**Description of the task**.
Your answer should be a single number: the count of lines containing "ylabel".

**Information supplied**.
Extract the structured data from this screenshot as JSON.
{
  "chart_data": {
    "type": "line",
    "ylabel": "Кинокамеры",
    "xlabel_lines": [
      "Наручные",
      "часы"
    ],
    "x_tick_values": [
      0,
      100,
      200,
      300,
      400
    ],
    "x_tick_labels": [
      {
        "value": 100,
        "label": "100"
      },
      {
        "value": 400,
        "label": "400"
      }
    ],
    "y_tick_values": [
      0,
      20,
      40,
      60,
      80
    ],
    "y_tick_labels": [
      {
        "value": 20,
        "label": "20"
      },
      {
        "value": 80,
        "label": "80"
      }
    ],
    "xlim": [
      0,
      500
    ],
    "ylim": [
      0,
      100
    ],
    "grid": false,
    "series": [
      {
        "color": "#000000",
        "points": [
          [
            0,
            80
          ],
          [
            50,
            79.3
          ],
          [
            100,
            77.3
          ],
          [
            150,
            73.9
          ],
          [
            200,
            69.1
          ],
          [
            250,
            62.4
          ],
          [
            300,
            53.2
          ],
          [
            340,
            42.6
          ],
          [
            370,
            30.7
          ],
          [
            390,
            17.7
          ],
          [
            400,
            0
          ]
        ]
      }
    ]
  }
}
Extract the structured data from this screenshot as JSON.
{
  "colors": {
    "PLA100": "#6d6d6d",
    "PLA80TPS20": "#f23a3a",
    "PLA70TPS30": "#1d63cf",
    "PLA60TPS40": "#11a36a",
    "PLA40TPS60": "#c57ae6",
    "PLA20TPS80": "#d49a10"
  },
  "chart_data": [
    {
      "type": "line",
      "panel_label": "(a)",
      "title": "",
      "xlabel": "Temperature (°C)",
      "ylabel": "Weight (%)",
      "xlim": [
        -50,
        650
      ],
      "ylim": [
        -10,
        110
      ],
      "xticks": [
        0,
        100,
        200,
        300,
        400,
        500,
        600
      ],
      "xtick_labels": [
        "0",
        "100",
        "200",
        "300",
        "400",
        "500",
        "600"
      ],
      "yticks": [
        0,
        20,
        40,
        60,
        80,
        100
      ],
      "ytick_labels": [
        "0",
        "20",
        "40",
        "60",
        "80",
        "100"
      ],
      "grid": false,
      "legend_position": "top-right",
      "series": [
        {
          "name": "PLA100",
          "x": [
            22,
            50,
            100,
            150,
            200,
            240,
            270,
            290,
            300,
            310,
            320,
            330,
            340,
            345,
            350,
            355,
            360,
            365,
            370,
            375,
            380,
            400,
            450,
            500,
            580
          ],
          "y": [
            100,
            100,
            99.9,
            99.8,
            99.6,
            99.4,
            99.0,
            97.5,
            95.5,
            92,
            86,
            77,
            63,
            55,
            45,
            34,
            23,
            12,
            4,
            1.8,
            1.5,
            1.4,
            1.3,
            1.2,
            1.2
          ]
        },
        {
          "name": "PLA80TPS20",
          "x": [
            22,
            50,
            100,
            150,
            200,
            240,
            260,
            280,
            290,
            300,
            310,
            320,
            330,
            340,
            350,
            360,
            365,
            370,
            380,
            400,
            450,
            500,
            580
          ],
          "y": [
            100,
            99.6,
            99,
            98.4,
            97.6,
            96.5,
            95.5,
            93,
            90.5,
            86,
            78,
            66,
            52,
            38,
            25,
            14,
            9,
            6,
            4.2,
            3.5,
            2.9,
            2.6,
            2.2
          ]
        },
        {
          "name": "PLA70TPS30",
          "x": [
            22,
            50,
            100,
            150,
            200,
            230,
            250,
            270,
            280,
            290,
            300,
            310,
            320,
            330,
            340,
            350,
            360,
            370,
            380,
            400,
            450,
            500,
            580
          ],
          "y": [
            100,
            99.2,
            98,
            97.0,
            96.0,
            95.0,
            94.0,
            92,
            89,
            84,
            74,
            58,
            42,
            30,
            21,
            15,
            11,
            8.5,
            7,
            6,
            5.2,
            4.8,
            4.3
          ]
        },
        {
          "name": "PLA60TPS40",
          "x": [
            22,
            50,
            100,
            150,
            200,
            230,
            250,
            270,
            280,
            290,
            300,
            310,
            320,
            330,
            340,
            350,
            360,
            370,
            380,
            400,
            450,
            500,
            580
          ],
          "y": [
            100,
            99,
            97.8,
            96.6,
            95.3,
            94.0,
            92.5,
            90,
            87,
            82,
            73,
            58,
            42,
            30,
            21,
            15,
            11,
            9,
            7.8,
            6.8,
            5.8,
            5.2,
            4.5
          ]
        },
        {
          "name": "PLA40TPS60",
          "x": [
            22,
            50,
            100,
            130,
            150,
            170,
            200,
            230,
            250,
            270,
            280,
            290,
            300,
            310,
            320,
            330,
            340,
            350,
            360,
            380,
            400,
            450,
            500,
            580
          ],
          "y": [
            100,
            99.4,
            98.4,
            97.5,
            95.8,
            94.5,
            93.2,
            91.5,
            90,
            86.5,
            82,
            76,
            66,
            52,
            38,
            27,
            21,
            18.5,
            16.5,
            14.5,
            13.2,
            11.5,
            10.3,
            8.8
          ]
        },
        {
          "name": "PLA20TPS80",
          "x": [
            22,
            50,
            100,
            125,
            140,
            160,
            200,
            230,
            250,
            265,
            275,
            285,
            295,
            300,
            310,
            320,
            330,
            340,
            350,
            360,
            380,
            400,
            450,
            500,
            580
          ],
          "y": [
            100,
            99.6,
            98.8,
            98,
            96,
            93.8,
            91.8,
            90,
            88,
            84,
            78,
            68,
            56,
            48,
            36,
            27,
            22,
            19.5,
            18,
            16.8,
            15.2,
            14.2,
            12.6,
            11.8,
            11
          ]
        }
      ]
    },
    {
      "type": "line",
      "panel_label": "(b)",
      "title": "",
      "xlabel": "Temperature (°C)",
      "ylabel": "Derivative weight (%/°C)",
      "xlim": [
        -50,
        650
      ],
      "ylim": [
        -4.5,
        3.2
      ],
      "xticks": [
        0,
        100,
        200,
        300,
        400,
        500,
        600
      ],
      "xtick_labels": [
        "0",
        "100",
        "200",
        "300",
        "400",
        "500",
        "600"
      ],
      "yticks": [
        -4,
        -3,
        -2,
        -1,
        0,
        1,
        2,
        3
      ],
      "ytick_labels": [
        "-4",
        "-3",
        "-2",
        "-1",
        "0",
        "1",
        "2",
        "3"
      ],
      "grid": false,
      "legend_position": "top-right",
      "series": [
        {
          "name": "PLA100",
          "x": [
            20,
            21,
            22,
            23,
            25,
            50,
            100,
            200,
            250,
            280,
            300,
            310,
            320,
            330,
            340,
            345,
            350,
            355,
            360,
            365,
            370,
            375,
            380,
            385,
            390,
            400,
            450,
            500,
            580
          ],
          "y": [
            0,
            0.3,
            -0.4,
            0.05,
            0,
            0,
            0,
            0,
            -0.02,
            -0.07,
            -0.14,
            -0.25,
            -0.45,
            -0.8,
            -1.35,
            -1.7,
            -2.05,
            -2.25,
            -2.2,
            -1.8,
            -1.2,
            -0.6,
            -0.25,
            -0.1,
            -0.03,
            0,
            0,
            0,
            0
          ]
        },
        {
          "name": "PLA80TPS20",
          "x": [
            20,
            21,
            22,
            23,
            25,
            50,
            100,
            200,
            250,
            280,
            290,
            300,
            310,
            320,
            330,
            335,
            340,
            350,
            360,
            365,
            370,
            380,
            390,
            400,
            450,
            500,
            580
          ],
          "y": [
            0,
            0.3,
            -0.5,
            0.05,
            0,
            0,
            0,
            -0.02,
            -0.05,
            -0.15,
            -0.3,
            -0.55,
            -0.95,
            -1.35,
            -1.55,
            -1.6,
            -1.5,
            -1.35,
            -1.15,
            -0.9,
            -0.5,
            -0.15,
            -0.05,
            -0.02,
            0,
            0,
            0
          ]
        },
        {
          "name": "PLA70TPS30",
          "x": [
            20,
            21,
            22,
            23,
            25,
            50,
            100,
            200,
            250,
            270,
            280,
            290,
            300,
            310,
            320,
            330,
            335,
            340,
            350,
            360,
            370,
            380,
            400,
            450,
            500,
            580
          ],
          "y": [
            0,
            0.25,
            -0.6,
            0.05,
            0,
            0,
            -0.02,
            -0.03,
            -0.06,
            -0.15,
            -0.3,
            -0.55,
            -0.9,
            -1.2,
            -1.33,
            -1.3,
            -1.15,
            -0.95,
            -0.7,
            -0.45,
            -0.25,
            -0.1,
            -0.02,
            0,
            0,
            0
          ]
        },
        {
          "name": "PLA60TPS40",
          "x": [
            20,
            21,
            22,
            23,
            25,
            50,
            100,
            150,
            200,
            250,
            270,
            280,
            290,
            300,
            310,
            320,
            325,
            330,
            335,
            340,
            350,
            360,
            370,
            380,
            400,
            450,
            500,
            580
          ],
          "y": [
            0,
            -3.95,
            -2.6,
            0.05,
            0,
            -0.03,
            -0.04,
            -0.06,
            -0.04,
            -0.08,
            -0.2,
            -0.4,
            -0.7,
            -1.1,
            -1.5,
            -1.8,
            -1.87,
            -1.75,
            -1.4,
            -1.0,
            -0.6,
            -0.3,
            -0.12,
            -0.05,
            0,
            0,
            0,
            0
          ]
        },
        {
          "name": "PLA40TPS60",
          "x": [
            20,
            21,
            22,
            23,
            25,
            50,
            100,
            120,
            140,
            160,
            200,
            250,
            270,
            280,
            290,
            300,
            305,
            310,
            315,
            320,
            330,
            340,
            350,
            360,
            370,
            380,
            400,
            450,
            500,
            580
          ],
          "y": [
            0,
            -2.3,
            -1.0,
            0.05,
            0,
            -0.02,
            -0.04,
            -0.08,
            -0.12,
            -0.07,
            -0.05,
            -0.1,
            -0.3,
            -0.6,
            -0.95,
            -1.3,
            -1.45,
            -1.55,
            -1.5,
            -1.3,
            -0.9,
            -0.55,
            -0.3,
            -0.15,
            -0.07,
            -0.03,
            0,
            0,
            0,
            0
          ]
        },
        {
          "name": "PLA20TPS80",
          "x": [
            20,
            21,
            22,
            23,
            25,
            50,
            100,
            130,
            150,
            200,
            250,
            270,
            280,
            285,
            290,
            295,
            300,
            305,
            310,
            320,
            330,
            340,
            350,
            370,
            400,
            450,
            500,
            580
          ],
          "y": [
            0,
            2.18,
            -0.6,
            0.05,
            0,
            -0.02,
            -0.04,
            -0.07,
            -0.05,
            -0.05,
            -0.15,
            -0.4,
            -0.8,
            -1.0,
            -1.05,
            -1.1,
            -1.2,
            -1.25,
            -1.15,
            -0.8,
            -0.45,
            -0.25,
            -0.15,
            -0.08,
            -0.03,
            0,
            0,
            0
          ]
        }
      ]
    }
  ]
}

**Expected answer**.
3